Copy the records below line for line, changing nothing in any of them.

——————

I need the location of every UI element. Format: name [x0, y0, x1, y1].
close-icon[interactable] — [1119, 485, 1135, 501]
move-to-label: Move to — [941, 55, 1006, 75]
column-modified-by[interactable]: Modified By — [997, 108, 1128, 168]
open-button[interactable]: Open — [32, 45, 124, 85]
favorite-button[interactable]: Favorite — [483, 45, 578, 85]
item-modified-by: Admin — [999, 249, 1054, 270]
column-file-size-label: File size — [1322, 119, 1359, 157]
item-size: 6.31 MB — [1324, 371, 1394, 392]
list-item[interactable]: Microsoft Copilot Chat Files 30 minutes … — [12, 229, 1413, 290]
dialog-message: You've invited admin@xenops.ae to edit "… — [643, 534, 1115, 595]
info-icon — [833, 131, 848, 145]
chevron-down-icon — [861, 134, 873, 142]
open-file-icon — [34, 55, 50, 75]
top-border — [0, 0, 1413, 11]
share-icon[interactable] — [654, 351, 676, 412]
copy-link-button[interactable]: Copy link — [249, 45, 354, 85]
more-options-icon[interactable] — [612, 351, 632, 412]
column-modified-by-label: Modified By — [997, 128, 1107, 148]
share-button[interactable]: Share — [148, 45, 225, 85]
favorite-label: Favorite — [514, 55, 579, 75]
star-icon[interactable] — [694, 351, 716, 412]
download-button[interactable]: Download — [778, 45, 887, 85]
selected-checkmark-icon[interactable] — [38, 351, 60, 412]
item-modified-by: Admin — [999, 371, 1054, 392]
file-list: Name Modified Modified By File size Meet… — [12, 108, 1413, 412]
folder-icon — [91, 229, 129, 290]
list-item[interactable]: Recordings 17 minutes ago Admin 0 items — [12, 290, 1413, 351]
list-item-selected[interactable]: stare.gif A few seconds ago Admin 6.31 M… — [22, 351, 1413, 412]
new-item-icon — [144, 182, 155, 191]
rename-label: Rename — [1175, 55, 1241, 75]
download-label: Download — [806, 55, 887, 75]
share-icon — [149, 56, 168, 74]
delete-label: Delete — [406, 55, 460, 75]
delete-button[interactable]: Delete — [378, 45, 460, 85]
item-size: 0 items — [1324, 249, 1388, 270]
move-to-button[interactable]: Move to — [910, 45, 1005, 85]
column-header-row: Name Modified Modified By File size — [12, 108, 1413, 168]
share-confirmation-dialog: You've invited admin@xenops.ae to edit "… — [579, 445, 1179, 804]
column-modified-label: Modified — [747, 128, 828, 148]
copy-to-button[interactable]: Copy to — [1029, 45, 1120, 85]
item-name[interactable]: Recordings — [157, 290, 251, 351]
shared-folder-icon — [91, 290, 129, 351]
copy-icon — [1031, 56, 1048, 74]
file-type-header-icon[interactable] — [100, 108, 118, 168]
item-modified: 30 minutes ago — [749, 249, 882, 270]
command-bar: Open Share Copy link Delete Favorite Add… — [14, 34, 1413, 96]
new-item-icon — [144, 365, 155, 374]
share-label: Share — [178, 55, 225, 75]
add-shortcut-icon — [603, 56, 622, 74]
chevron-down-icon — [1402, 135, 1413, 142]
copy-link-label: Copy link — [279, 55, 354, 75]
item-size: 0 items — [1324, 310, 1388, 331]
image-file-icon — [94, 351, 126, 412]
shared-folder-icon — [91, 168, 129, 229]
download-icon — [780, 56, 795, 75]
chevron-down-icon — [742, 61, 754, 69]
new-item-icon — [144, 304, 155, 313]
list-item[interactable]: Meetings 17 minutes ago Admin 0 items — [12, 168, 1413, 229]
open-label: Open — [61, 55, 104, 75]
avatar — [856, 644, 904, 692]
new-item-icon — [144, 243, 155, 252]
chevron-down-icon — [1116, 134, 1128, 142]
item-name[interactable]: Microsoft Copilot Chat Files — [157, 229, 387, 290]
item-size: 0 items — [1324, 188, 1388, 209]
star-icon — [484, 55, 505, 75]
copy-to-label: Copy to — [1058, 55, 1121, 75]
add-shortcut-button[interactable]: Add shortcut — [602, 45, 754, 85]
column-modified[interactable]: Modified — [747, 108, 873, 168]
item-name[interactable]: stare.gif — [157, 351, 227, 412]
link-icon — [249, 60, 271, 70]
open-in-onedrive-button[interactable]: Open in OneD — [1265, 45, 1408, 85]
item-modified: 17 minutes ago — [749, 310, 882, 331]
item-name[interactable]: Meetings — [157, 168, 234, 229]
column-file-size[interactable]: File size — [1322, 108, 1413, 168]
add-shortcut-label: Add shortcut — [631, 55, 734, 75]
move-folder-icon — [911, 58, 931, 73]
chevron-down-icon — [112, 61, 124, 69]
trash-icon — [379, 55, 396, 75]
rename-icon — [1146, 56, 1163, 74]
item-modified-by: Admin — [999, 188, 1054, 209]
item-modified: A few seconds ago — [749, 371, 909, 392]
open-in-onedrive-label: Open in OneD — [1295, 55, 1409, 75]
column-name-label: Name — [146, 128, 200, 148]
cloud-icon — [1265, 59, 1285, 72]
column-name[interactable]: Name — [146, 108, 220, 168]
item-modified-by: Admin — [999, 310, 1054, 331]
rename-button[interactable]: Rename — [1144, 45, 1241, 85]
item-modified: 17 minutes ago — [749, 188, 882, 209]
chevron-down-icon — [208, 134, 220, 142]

——————

## Worked answer
I need the location of every UI element. Format: name [x0, y0, x1, y1].
close-icon[interactable] — [1119, 485, 1135, 501]
move-to-label: Move to — [941, 55, 1006, 75]
column-modified-by[interactable]: Modified By — [997, 108, 1128, 168]
open-button[interactable]: Open — [32, 45, 124, 85]
favorite-button[interactable]: Favorite — [483, 45, 578, 85]
item-modified-by: Admin — [999, 249, 1054, 270]
column-file-size-label: File size — [1322, 119, 1359, 157]
item-size: 6.31 MB — [1324, 371, 1394, 392]
list-item[interactable]: Microsoft Copilot Chat Files 30 minutes … — [12, 229, 1413, 290]
dialog-message: You've invited admin@xenops.ae to edit "… — [643, 534, 1115, 595]
info-icon — [833, 131, 848, 145]
chevron-down-icon — [861, 134, 873, 142]
open-file-icon — [34, 55, 50, 75]
top-border — [0, 0, 1413, 11]
share-icon[interactable] — [654, 351, 676, 412]
copy-link-button[interactable]: Copy link — [249, 45, 354, 85]
more-options-icon[interactable] — [612, 351, 632, 412]
column-modified-by-label: Modified By — [997, 128, 1107, 148]
share-button[interactable]: Share — [148, 45, 225, 85]
favorite-label: Favorite — [514, 55, 579, 75]
star-icon[interactable] — [694, 351, 716, 412]
download-button[interactable]: Download — [778, 45, 887, 85]
selected-checkmark-icon[interactable] — [38, 351, 60, 412]
item-modified-by: Admin — [999, 371, 1054, 392]
file-list: Name Modified Modified By File size Meet… — [12, 108, 1413, 412]
folder-icon — [91, 229, 129, 290]
list-item[interactable]: Recordings 17 minutes ago Admin 0 items — [12, 290, 1413, 351]
list-item-selected[interactable]: stare.gif A few seconds ago Admin 6.31 M… — [22, 351, 1413, 412]
new-item-icon — [144, 182, 155, 191]
rename-label: Rename — [1175, 55, 1241, 75]
download-label: Download — [806, 55, 887, 75]
share-icon — [149, 56, 168, 74]
delete-label: Delete — [406, 55, 460, 75]
delete-button[interactable]: Delete — [378, 45, 460, 85]
item-size: 0 items — [1324, 249, 1388, 270]
move-to-button[interactable]: Move to — [910, 45, 1005, 85]
column-header-row: Name Modified Modified By File size — [12, 108, 1413, 168]
share-confirmation-dialog: You've invited admin@xenops.ae to edit "… — [579, 445, 1179, 804]
column-modified-label: Modified — [747, 128, 828, 148]
copy-to-button[interactable]: Copy to — [1029, 45, 1120, 85]
item-name[interactable]: Recordings — [157, 290, 251, 351]
shared-folder-icon — [91, 290, 129, 351]
copy-icon — [1031, 56, 1048, 74]
file-type-header-icon[interactable] — [100, 108, 118, 168]
item-modified: 30 minutes ago — [749, 249, 882, 270]
command-bar: Open Share Copy link Delete Favorite Add… — [14, 34, 1413, 96]
new-item-icon — [144, 365, 155, 374]
share-label: Share — [178, 55, 225, 75]
add-shortcut-icon — [603, 56, 622, 74]
chevron-down-icon — [1402, 135, 1413, 142]
copy-link-label: Copy link — [279, 55, 354, 75]
item-size: 0 items — [1324, 310, 1388, 331]
image-file-icon — [94, 351, 126, 412]
shared-folder-icon — [91, 168, 129, 229]
download-icon — [780, 56, 795, 75]
chevron-down-icon — [742, 61, 754, 69]
new-item-icon — [144, 304, 155, 313]
list-item[interactable]: Meetings 17 minutes ago Admin 0 items — [12, 168, 1413, 229]
open-label: Open — [61, 55, 104, 75]
avatar — [856, 644, 904, 692]
new-item-icon — [144, 243, 155, 252]
chevron-down-icon — [1116, 134, 1128, 142]
item-name[interactable]: Microsoft Copilot Chat Files — [157, 229, 387, 290]
item-size: 0 items — [1324, 188, 1388, 209]
star-icon — [484, 55, 505, 75]
copy-to-label: Copy to — [1058, 55, 1121, 75]
add-shortcut-button[interactable]: Add shortcut — [602, 45, 754, 85]
column-modified[interactable]: Modified — [747, 108, 873, 168]
item-name[interactable]: stare.gif — [157, 351, 227, 412]
link-icon — [249, 60, 271, 70]
open-in-onedrive-button[interactable]: Open in OneD — [1265, 45, 1408, 85]
item-modified: 17 minutes ago — [749, 310, 882, 331]
item-name[interactable]: Meetings — [157, 168, 234, 229]
column-file-size[interactable]: File size — [1322, 108, 1413, 168]
add-shortcut-label: Add shortcut — [631, 55, 734, 75]
move-folder-icon — [911, 58, 931, 73]
chevron-down-icon — [112, 61, 124, 69]
trash-icon — [379, 55, 396, 75]
rename-icon — [1146, 56, 1163, 74]
item-modified-by: Admin — [999, 188, 1054, 209]
item-modified: A few seconds ago — [749, 371, 909, 392]
open-in-onedrive-label: Open in OneD — [1295, 55, 1409, 75]
column-name-label: Name — [146, 128, 200, 148]
cloud-icon — [1265, 59, 1285, 72]
column-name[interactable]: Name — [146, 108, 220, 168]
item-modified-by: Admin — [999, 310, 1054, 331]
rename-button[interactable]: Rename — [1144, 45, 1241, 85]
item-modified: 17 minutes ago — [749, 188, 882, 209]
chevron-down-icon — [208, 134, 220, 142]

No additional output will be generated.